### Exercise description
In the entries below, find every line with "Brisbane" and copy it.

──────

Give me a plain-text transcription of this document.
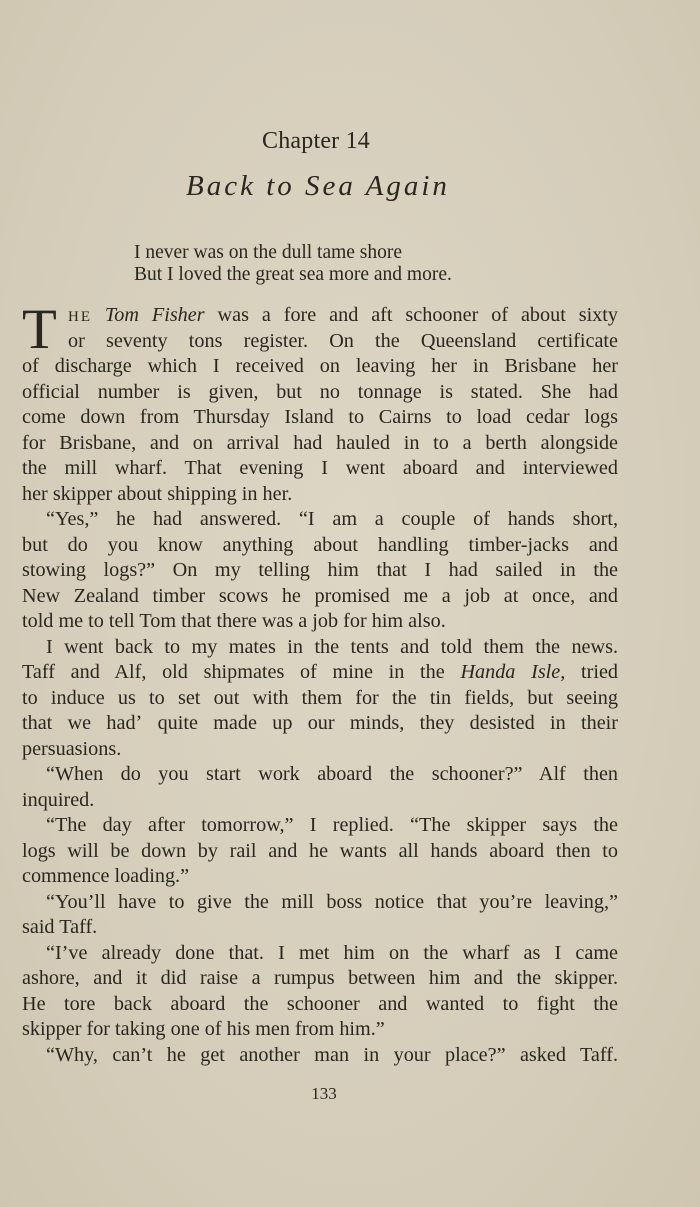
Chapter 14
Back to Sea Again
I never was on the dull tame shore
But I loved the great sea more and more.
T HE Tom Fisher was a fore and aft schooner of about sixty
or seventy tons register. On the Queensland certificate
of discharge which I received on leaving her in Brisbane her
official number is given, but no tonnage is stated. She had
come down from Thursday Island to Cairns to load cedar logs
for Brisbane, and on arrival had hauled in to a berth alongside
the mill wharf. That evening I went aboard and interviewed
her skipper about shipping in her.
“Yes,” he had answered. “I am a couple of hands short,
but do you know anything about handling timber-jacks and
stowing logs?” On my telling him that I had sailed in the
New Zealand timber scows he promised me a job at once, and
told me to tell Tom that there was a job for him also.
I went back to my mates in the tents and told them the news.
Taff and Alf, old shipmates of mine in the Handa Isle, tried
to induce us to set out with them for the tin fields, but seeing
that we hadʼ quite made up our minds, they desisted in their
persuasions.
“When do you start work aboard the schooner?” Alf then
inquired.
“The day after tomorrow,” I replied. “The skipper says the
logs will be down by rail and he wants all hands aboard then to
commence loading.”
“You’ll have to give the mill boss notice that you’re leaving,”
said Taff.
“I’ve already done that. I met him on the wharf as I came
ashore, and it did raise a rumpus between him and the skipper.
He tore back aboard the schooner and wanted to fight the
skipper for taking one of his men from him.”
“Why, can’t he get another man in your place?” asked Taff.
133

──────

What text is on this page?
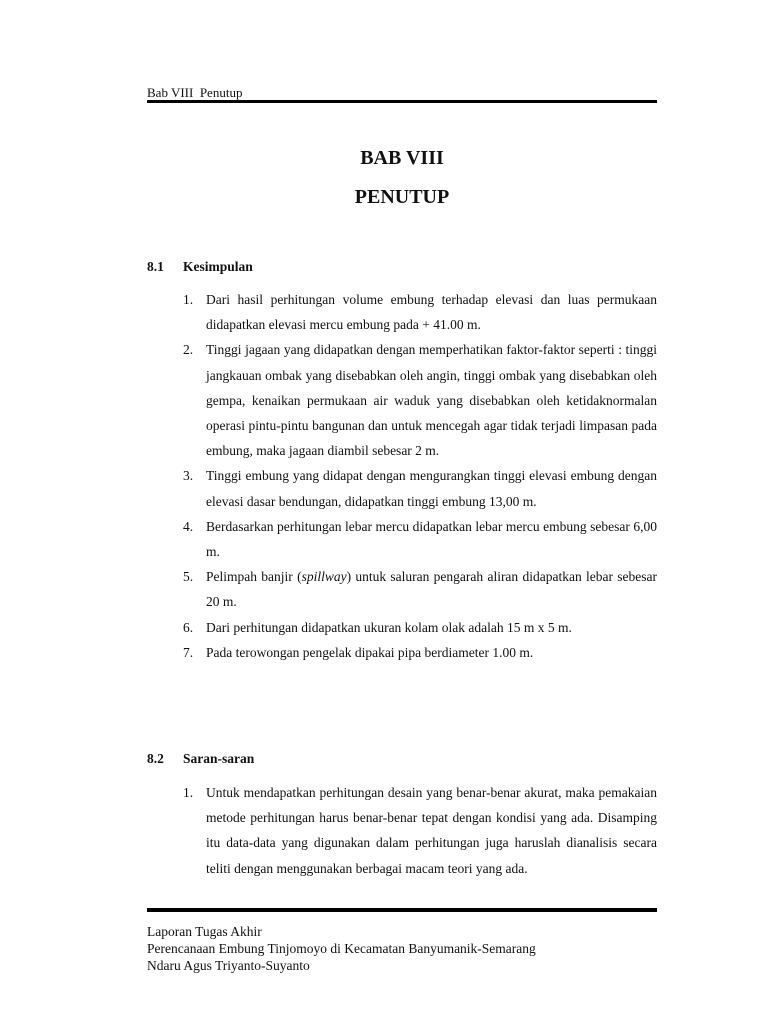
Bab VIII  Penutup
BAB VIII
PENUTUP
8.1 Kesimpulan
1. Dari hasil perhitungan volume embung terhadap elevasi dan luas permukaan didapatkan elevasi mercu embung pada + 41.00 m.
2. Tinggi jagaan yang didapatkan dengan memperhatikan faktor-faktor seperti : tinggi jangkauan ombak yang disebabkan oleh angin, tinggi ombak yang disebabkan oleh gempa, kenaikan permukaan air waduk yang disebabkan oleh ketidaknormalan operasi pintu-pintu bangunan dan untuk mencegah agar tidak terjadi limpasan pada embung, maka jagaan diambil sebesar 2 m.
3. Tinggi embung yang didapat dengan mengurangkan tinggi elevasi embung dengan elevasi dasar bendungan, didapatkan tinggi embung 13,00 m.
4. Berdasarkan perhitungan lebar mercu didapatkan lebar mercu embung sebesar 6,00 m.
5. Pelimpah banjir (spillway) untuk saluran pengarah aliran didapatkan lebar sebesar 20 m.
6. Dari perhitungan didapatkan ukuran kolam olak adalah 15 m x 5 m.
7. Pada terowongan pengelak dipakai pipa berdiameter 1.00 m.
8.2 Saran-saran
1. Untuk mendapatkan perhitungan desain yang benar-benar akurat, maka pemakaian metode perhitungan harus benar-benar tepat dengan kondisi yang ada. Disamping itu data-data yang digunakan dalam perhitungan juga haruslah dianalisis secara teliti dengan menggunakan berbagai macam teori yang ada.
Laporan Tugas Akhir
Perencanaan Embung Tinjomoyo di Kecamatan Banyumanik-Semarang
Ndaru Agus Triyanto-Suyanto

──────

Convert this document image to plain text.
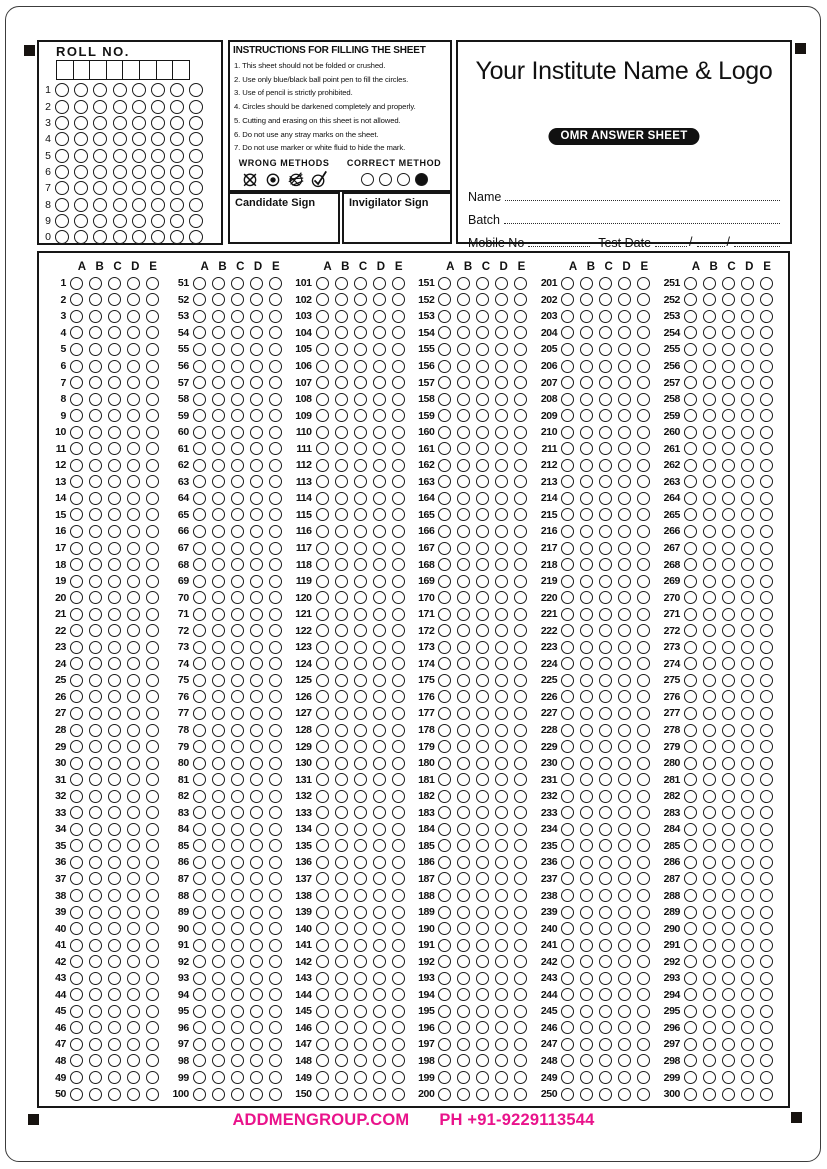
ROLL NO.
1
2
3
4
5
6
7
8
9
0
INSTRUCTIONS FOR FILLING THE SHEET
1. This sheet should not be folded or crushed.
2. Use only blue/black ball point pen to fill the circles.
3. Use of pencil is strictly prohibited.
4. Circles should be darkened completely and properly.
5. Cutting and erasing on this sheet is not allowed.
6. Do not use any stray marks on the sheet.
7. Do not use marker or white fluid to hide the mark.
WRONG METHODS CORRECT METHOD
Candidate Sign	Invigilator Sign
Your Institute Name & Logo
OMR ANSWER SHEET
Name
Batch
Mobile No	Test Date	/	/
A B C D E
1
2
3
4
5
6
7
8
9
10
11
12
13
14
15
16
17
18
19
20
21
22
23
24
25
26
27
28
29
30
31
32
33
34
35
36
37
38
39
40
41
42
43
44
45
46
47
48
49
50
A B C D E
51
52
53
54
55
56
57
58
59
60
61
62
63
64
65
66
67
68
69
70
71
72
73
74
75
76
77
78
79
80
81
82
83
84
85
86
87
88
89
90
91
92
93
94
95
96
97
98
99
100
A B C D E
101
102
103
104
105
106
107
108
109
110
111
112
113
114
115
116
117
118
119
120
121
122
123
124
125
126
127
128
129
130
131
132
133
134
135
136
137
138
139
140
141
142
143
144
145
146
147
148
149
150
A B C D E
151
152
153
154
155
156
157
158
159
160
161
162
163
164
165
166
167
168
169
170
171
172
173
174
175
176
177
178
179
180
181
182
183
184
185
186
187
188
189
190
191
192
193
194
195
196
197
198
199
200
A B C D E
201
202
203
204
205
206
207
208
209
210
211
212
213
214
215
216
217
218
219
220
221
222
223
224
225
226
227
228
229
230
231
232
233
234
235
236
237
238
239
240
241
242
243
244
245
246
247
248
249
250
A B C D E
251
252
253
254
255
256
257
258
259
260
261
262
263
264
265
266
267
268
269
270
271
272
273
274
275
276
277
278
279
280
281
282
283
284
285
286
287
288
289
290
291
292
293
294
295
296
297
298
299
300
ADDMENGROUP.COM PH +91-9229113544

──────

### Result of the task
of discharge which I received on leaving her in Brisbane her
for Brisbane, and on arrival had hauled in to a berth alongside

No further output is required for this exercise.